ROWS ->
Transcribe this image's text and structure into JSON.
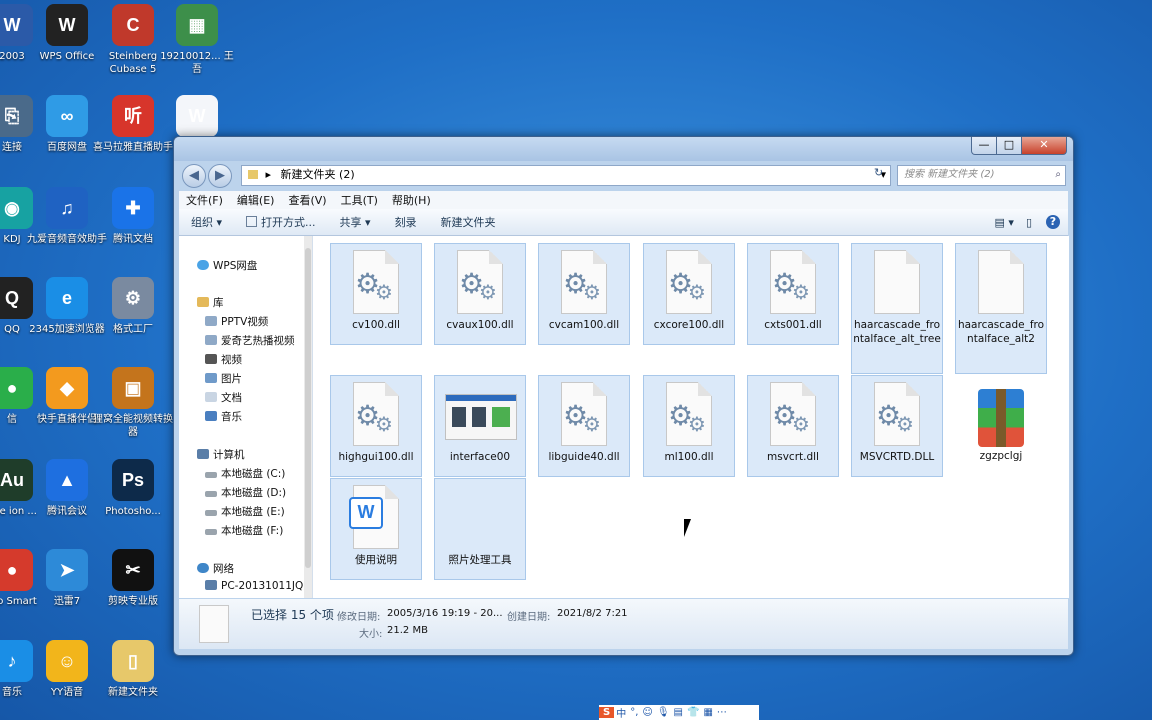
{
  "desktop": {
    "icons": [
      {
        "label": "2003",
        "glyph": "W",
        "color": "#2b5aa8"
      },
      {
        "label": "WPS Office",
        "glyph": "W",
        "color": "#222222"
      },
      {
        "label": "Steinberg Cubase 5",
        "glyph": "C",
        "color": "#c0392b"
      },
      {
        "label": "19210012... 王吾",
        "glyph": "▦",
        "color": "#3d8f4a"
      },
      {
        "label": "连接",
        "glyph": "⎘",
        "color": "#4a6a8a"
      },
      {
        "label": "百度网盘",
        "glyph": "∞",
        "color": "#2f9be6"
      },
      {
        "label": "喜马拉雅直播助手",
        "glyph": "听",
        "color": "#d7352b"
      },
      {
        "label": "",
        "glyph": "W",
        "color": "#f4f6fa"
      },
      {
        "label": "KDJ",
        "glyph": "◉",
        "color": "#17a2a2"
      },
      {
        "label": "九爱音频音效助手",
        "glyph": "♫",
        "color": "#1f62c2"
      },
      {
        "label": "腾讯文档",
        "glyph": "✚",
        "color": "#1a73e8"
      },
      {
        "label": "QQ",
        "glyph": "Q",
        "color": "#222222"
      },
      {
        "label": "2345加速浏览器",
        "glyph": "e",
        "color": "#1a8ee6"
      },
      {
        "label": "格式工厂",
        "glyph": "⚙",
        "color": "#7a8aa0"
      },
      {
        "label": "信",
        "glyph": "●",
        "color": "#2aae4a"
      },
      {
        "label": "快手直播伴侣",
        "glyph": "◆",
        "color": "#f39a1e"
      },
      {
        "label": "狸窝全能视频转换器",
        "glyph": "▣",
        "color": "#c4741c"
      },
      {
        "label": "obe ion ...",
        "glyph": "Au",
        "color": "#1f3d2a"
      },
      {
        "label": "腾讯会议",
        "glyph": "▲",
        "color": "#1e6fe0"
      },
      {
        "label": "Photosho...",
        "glyph": "Ps",
        "color": "#0d2a4a"
      },
      {
        "label": "ero Smart",
        "glyph": "●",
        "color": "#d53a2c"
      },
      {
        "label": "迅雷7",
        "glyph": "➤",
        "color": "#2d8ad8"
      },
      {
        "label": "剪映专业版",
        "glyph": "✂",
        "color": "#111111"
      },
      {
        "label": "音乐",
        "glyph": "♪",
        "color": "#1a8ee6"
      },
      {
        "label": "YY语音",
        "glyph": "☺",
        "color": "#f2b51b"
      },
      {
        "label": "新建文件夹",
        "glyph": "▯",
        "color": "#e7c86a"
      }
    ]
  },
  "window": {
    "controls": {
      "minimize": "—",
      "maximize": "□",
      "close": "✕"
    },
    "nav": {
      "back": "◀",
      "forward": "▶"
    },
    "address": {
      "path": "新建文件夹 (2)",
      "sep": "▸",
      "dropdown": "▾",
      "refresh": "↻"
    },
    "search": {
      "placeholder": "搜索 新建文件夹 (2)",
      "icon": "⌕"
    },
    "menu": [
      "文件(F)",
      "编辑(E)",
      "查看(V)",
      "工具(T)",
      "帮助(H)"
    ],
    "toolbar": {
      "organize": "组织 ▾",
      "open_with": "打开方式...",
      "share": "共享 ▾",
      "burn": "刻录",
      "new_folder": "新建文件夹",
      "help": "?"
    },
    "navpane": {
      "wps": "WPS网盘",
      "libraries": "库",
      "lib_items": [
        "PPTV视频",
        "爱奇艺热播视频",
        "视频",
        "图片",
        "文档",
        "音乐"
      ],
      "computer": "计算机",
      "drives": [
        "本地磁盘 (C:)",
        "本地磁盘 (D:)",
        "本地磁盘 (E:)",
        "本地磁盘 (F:)"
      ],
      "network": "网络",
      "network_items": [
        "PC-20131011JQ"
      ]
    },
    "files": [
      {
        "name": "cv100.dll",
        "type": "dll",
        "selected": true
      },
      {
        "name": "cvaux100.dll",
        "type": "dll",
        "selected": true
      },
      {
        "name": "cvcam100.dll",
        "type": "dll",
        "selected": true
      },
      {
        "name": "cxcore100.dll",
        "type": "dll",
        "selected": true
      },
      {
        "name": "cxts001.dll",
        "type": "dll",
        "selected": true
      },
      {
        "name": "haarcascade_frontalface_alt_tree",
        "type": "blank",
        "selected": true
      },
      {
        "name": "haarcascade_frontalface_alt2",
        "type": "blank",
        "selected": true
      },
      {
        "name": "highgui100.dll",
        "type": "dll",
        "selected": true
      },
      {
        "name": "interface00",
        "type": "image",
        "selected": true
      },
      {
        "name": "libguide40.dll",
        "type": "dll",
        "selected": true
      },
      {
        "name": "ml100.dll",
        "type": "dll",
        "selected": true
      },
      {
        "name": "msvcrt.dll",
        "type": "dll",
        "selected": true
      },
      {
        "name": "MSVCRTD.DLL",
        "type": "dll",
        "selected": true
      },
      {
        "name": "zgzpclgj",
        "type": "archive",
        "selected": false
      },
      {
        "name": "使用说明",
        "type": "word",
        "selected": true
      },
      {
        "name": "照片处理工具",
        "type": "blankexe",
        "selected": true
      }
    ],
    "status": {
      "selected": "已选择 15 个项",
      "modified_label": "修改日期:",
      "modified": "2005/3/16 19:19 - 20...",
      "created_label": "创建日期:",
      "created": "2021/8/2 7:21",
      "size_label": "大小:",
      "size": "21.2 MB"
    }
  },
  "taskbar_tray": [
    "S",
    "中",
    "°,",
    "☺",
    "🎙",
    "▤",
    "👕",
    "▦",
    "⋯"
  ]
}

OBJECTIVE ->
Every entry must be written out exactly, with all pictures left out.

RESULT OF THE TASK ->
Transcribe this image's text and structure into JSON.
{
  "desktop": {
    "icons": [
      {
        "label": "2003",
        "glyph": "W",
        "color": "#2b5aa8"
      },
      {
        "label": "WPS Office",
        "glyph": "W",
        "color": "#222222"
      },
      {
        "label": "Steinberg Cubase 5",
        "glyph": "C",
        "color": "#c0392b"
      },
      {
        "label": "19210012... 王吾",
        "glyph": "▦",
        "color": "#3d8f4a"
      },
      {
        "label": "连接",
        "glyph": "⎘",
        "color": "#4a6a8a"
      },
      {
        "label": "百度网盘",
        "glyph": "∞",
        "color": "#2f9be6"
      },
      {
        "label": "喜马拉雅直播助手",
        "glyph": "听",
        "color": "#d7352b"
      },
      {
        "label": "",
        "glyph": "W",
        "color": "#f4f6fa"
      },
      {
        "label": "KDJ",
        "glyph": "◉",
        "color": "#17a2a2"
      },
      {
        "label": "九爱音频音效助手",
        "glyph": "♫",
        "color": "#1f62c2"
      },
      {
        "label": "腾讯文档",
        "glyph": "✚",
        "color": "#1a73e8"
      },
      {
        "label": "QQ",
        "glyph": "Q",
        "color": "#222222"
      },
      {
        "label": "2345加速浏览器",
        "glyph": "e",
        "color": "#1a8ee6"
      },
      {
        "label": "格式工厂",
        "glyph": "⚙",
        "color": "#7a8aa0"
      },
      {
        "label": "信",
        "glyph": "●",
        "color": "#2aae4a"
      },
      {
        "label": "快手直播伴侣",
        "glyph": "◆",
        "color": "#f39a1e"
      },
      {
        "label": "狸窝全能视频转换器",
        "glyph": "▣",
        "color": "#c4741c"
      },
      {
        "label": "obe ion ...",
        "glyph": "Au",
        "color": "#1f3d2a"
      },
      {
        "label": "腾讯会议",
        "glyph": "▲",
        "color": "#1e6fe0"
      },
      {
        "label": "Photosho...",
        "glyph": "Ps",
        "color": "#0d2a4a"
      },
      {
        "label": "ero Smart",
        "glyph": "●",
        "color": "#d53a2c"
      },
      {
        "label": "迅雷7",
        "glyph": "➤",
        "color": "#2d8ad8"
      },
      {
        "label": "剪映专业版",
        "glyph": "✂",
        "color": "#111111"
      },
      {
        "label": "音乐",
        "glyph": "♪",
        "color": "#1a8ee6"
      },
      {
        "label": "YY语音",
        "glyph": "☺",
        "color": "#f2b51b"
      },
      {
        "label": "新建文件夹",
        "glyph": "▯",
        "color": "#e7c86a"
      }
    ]
  },
  "window": {
    "controls": {
      "minimize": "—",
      "maximize": "□",
      "close": "✕"
    },
    "nav": {
      "back": "◀",
      "forward": "▶"
    },
    "address": {
      "path": "新建文件夹 (2)",
      "sep": "▸",
      "dropdown": "▾",
      "refresh": "↻"
    },
    "search": {
      "placeholder": "搜索 新建文件夹 (2)",
      "icon": "⌕"
    },
    "menu": [
      "文件(F)",
      "编辑(E)",
      "查看(V)",
      "工具(T)",
      "帮助(H)"
    ],
    "toolbar": {
      "organize": "组织 ▾",
      "open_with": "打开方式...",
      "share": "共享 ▾",
      "burn": "刻录",
      "new_folder": "新建文件夹",
      "help": "?"
    },
    "navpane": {
      "wps": "WPS网盘",
      "libraries": "库",
      "lib_items": [
        "PPTV视频",
        "爱奇艺热播视频",
        "视频",
        "图片",
        "文档",
        "音乐"
      ],
      "computer": "计算机",
      "drives": [
        "本地磁盘 (C:)",
        "本地磁盘 (D:)",
        "本地磁盘 (E:)",
        "本地磁盘 (F:)"
      ],
      "network": "网络",
      "network_items": [
        "PC-20131011JQ"
      ]
    },
    "files": [
      {
        "name": "cv100.dll",
        "type": "dll",
        "selected": true
      },
      {
        "name": "cvaux100.dll",
        "type": "dll",
        "selected": true
      },
      {
        "name": "cvcam100.dll",
        "type": "dll",
        "selected": true
      },
      {
        "name": "cxcore100.dll",
        "type": "dll",
        "selected": true
      },
      {
        "name": "cxts001.dll",
        "type": "dll",
        "selected": true
      },
      {
        "name": "haarcascade_frontalface_alt_tree",
        "type": "blank",
        "selected": true
      },
      {
        "name": "haarcascade_frontalface_alt2",
        "type": "blank",
        "selected": true
      },
      {
        "name": "highgui100.dll",
        "type": "dll",
        "selected": true
      },
      {
        "name": "interface00",
        "type": "image",
        "selected": true
      },
      {
        "name": "libguide40.dll",
        "type": "dll",
        "selected": true
      },
      {
        "name": "ml100.dll",
        "type": "dll",
        "selected": true
      },
      {
        "name": "msvcrt.dll",
        "type": "dll",
        "selected": true
      },
      {
        "name": "MSVCRTD.DLL",
        "type": "dll",
        "selected": true
      },
      {
        "name": "zgzpclgj",
        "type": "archive",
        "selected": false
      },
      {
        "name": "使用说明",
        "type": "word",
        "selected": true
      },
      {
        "name": "照片处理工具",
        "type": "blankexe",
        "selected": true
      }
    ],
    "status": {
      "selected": "已选择 15 个项",
      "modified_label": "修改日期:",
      "modified": "2005/3/16 19:19 - 20...",
      "created_label": "创建日期:",
      "created": "2021/8/2 7:21",
      "size_label": "大小:",
      "size": "21.2 MB"
    }
  },
  "taskbar_tray": [
    "S",
    "中",
    "°,",
    "☺",
    "🎙",
    "▤",
    "👕",
    "▦",
    "⋯"
  ]
}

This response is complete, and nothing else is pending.